# Requirement:
Write out each entry again. Keep every word exactly as it is.

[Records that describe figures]
• • • • • • •
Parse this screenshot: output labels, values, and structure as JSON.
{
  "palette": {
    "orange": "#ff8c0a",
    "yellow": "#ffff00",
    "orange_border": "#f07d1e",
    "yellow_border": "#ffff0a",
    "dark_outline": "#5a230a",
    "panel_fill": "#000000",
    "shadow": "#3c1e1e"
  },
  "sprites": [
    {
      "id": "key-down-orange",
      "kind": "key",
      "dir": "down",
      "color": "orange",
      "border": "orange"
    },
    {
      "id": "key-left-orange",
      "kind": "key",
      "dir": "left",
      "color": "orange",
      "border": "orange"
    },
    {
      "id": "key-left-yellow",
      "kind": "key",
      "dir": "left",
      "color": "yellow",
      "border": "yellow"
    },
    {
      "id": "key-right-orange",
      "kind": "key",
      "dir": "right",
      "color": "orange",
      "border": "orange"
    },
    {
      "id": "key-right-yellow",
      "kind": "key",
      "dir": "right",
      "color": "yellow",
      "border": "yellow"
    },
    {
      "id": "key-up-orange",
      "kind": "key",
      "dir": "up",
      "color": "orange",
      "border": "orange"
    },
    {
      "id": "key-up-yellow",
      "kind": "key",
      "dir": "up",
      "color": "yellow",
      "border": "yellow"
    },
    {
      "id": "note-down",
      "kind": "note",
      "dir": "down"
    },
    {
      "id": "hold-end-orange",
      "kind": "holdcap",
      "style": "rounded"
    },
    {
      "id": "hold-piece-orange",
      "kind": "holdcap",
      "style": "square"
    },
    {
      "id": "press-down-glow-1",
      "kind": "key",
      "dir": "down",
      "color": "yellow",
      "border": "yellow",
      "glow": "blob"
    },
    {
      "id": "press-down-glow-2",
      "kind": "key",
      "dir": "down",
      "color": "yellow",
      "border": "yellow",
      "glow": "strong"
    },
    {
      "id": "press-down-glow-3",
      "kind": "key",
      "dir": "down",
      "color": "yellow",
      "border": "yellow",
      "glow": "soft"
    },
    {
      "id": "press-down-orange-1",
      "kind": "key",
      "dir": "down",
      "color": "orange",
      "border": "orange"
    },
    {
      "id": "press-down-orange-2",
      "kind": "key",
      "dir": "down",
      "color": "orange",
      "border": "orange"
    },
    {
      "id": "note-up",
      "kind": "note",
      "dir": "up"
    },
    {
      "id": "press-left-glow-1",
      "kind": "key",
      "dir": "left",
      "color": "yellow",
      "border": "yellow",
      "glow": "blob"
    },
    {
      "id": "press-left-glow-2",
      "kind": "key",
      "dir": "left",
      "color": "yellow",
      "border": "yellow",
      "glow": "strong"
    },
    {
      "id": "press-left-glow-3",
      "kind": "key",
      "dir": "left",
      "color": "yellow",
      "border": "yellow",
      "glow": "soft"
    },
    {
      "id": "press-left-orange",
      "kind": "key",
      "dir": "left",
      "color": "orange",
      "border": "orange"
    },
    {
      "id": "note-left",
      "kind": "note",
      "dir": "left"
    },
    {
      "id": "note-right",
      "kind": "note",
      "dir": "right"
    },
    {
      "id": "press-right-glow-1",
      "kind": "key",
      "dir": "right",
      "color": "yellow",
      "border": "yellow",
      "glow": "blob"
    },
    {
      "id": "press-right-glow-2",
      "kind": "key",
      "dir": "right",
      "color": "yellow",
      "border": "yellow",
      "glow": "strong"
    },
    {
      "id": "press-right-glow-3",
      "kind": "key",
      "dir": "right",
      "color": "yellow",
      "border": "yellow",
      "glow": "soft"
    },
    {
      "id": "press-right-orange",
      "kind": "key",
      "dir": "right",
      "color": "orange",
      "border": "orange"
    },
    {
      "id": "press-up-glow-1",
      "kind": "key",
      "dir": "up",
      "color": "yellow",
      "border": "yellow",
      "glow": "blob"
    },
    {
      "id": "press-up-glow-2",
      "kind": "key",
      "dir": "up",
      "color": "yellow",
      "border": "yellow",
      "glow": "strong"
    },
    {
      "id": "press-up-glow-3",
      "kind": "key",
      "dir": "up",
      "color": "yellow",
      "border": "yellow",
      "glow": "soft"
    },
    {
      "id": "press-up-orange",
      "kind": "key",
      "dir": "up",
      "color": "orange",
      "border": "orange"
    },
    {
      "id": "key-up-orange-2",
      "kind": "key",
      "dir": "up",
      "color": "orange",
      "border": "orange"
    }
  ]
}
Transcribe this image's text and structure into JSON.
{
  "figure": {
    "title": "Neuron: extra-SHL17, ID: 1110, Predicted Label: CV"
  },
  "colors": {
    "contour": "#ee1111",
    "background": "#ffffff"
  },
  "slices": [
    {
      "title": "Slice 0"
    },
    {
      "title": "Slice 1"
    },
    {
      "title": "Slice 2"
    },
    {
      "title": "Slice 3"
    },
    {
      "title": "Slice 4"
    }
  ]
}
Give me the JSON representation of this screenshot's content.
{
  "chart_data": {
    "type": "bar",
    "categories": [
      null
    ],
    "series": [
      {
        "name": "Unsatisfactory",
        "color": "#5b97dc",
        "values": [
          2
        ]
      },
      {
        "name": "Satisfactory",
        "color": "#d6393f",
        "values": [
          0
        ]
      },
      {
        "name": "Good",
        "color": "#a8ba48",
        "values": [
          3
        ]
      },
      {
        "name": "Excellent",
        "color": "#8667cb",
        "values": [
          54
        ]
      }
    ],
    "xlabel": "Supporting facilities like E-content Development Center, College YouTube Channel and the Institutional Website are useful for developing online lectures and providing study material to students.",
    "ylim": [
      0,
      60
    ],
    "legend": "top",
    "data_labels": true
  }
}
• • • • • • •
# Written solution:
Parse this screenshot: output labels, values, and structure as JSON.
{
  "palette": {
    "orange": "#ff8c0a",
    "yellow": "#ffff00",
    "orange_border": "#f07d1e",
    "yellow_border": "#ffff0a",
    "dark_outline": "#5a230a",
    "panel_fill": "#000000",
    "shadow": "#3c1e1e"
  },
  "sprites": [
    {
      "id": "key-down-orange",
      "kind": "key",
      "dir": "down",
      "color": "orange",
      "border": "orange"
    },
    {
      "id": "key-left-orange",
      "kind": "key",
      "dir": "left",
      "color": "orange",
      "border": "orange"
    },
    {
      "id": "key-left-yellow",
      "kind": "key",
      "dir": "left",
      "color": "yellow",
      "border": "yellow"
    },
    {
      "id": "key-right-orange",
      "kind": "key",
      "dir": "right",
      "color": "orange",
      "border": "orange"
    },
    {
      "id": "key-right-yellow",
      "kind": "key",
      "dir": "right",
      "color": "yellow",
      "border": "yellow"
    },
    {
      "id": "key-up-orange",
      "kind": "key",
      "dir": "up",
      "color": "orange",
      "border": "orange"
    },
    {
      "id": "key-up-yellow",
      "kind": "key",
      "dir": "up",
      "color": "yellow",
      "border": "yellow"
    },
    {
      "id": "note-down",
      "kind": "note",
      "dir": "down"
    },
    {
      "id": "hold-end-orange",
      "kind": "holdcap",
      "style": "rounded"
    },
    {
      "id": "hold-piece-orange",
      "kind": "holdcap",
      "style": "square"
    },
    {
      "id": "press-down-glow-1",
      "kind": "key",
      "dir": "down",
      "color": "yellow",
      "border": "yellow",
      "glow": "blob"
    },
    {
      "id": "press-down-glow-2",
      "kind": "key",
      "dir": "down",
      "color": "yellow",
      "border": "yellow",
      "glow": "strong"
    },
    {
      "id": "press-down-glow-3",
      "kind": "key",
      "dir": "down",
      "color": "yellow",
      "border": "yellow",
      "glow": "soft"
    },
    {
      "id": "press-down-orange-1",
      "kind": "key",
      "dir": "down",
      "color": "orange",
      "border": "orange"
    },
    {
      "id": "press-down-orange-2",
      "kind": "key",
      "dir": "down",
      "color": "orange",
      "border": "orange"
    },
    {
      "id": "note-up",
      "kind": "note",
      "dir": "up"
    },
    {
      "id": "press-left-glow-1",
      "kind": "key",
      "dir": "left",
      "color": "yellow",
      "border": "yellow",
      "glow": "blob"
    },
    {
      "id": "press-left-glow-2",
      "kind": "key",
      "dir": "left",
      "color": "yellow",
      "border": "yellow",
      "glow": "strong"
    },
    {
      "id": "press-left-glow-3",
      "kind": "key",
      "dir": "left",
      "color": "yellow",
      "border": "yellow",
      "glow": "soft"
    },
    {
      "id": "press-left-orange",
      "kind": "key",
      "dir": "left",
      "color": "orange",
      "border": "orange"
    },
    {
      "id": "note-left",
      "kind": "note",
      "dir": "left"
    },
    {
      "id": "note-right",
      "kind": "note",
      "dir": "right"
    },
    {
      "id": "press-right-glow-1",
      "kind": "key",
      "dir": "right",
      "color": "yellow",
      "border": "yellow",
      "glow": "blob"
    },
    {
      "id": "press-right-glow-2",
      "kind": "key",
      "dir": "right",
      "color": "yellow",
      "border": "yellow",
      "glow": "strong"
    },
    {
      "id": "press-right-glow-3",
      "kind": "key",
      "dir": "right",
      "color": "yellow",
      "border": "yellow",
      "glow": "soft"
    },
    {
      "id": "press-right-orange",
      "kind": "key",
      "dir": "right",
      "color": "orange",
      "border": "orange"
    },
    {
      "id": "press-up-glow-1",
      "kind": "key",
      "dir": "up",
      "color": "yellow",
      "border": "yellow",
      "glow": "blob"
    },
    {
      "id": "press-up-glow-2",
      "kind": "key",
      "dir": "up",
      "color": "yellow",
      "border": "yellow",
      "glow": "strong"
    },
    {
      "id": "press-up-glow-3",
      "kind": "key",
      "dir": "up",
      "color": "yellow",
      "border": "yellow",
      "glow": "soft"
    },
    {
      "id": "press-up-orange",
      "kind": "key",
      "dir": "up",
      "color": "orange",
      "border": "orange"
    },
    {
      "id": "key-up-orange-2",
      "kind": "key",
      "dir": "up",
      "color": "orange",
      "border": "orange"
    }
  ]
}
Transcribe this image's text and structure into JSON.
{
  "figure": {
    "title": "Neuron: extra-SHL17, ID: 1110, Predicted Label: CV"
  },
  "colors": {
    "contour": "#ee1111",
    "background": "#ffffff"
  },
  "slices": [
    {
      "title": "Slice 0"
    },
    {
      "title": "Slice 1"
    },
    {
      "title": "Slice 2"
    },
    {
      "title": "Slice 3"
    },
    {
      "title": "Slice 4"
    }
  ]
}
Give me the JSON representation of this screenshot's content.
{
  "chart_data": {
    "type": "bar",
    "categories": [
      null
    ],
    "series": [
      {
        "name": "Unsatisfactory",
        "color": "#5b97dc",
        "values": [
          2
        ]
      },
      {
        "name": "Satisfactory",
        "color": "#d6393f",
        "values": [
          0
        ]
      },
      {
        "name": "Good",
        "color": "#a8ba48",
        "values": [
          3
        ]
      },
      {
        "name": "Excellent",
        "color": "#8667cb",
        "values": [
          54
        ]
      }
    ],
    "xlabel": "Supporting facilities like E-content Development Center, College YouTube Channel and the Institutional Website are useful for developing online lectures and providing study material to students.",
    "ylim": [
      0,
      60
    ],
    "legend": "top",
    "data_labels": true
  }
}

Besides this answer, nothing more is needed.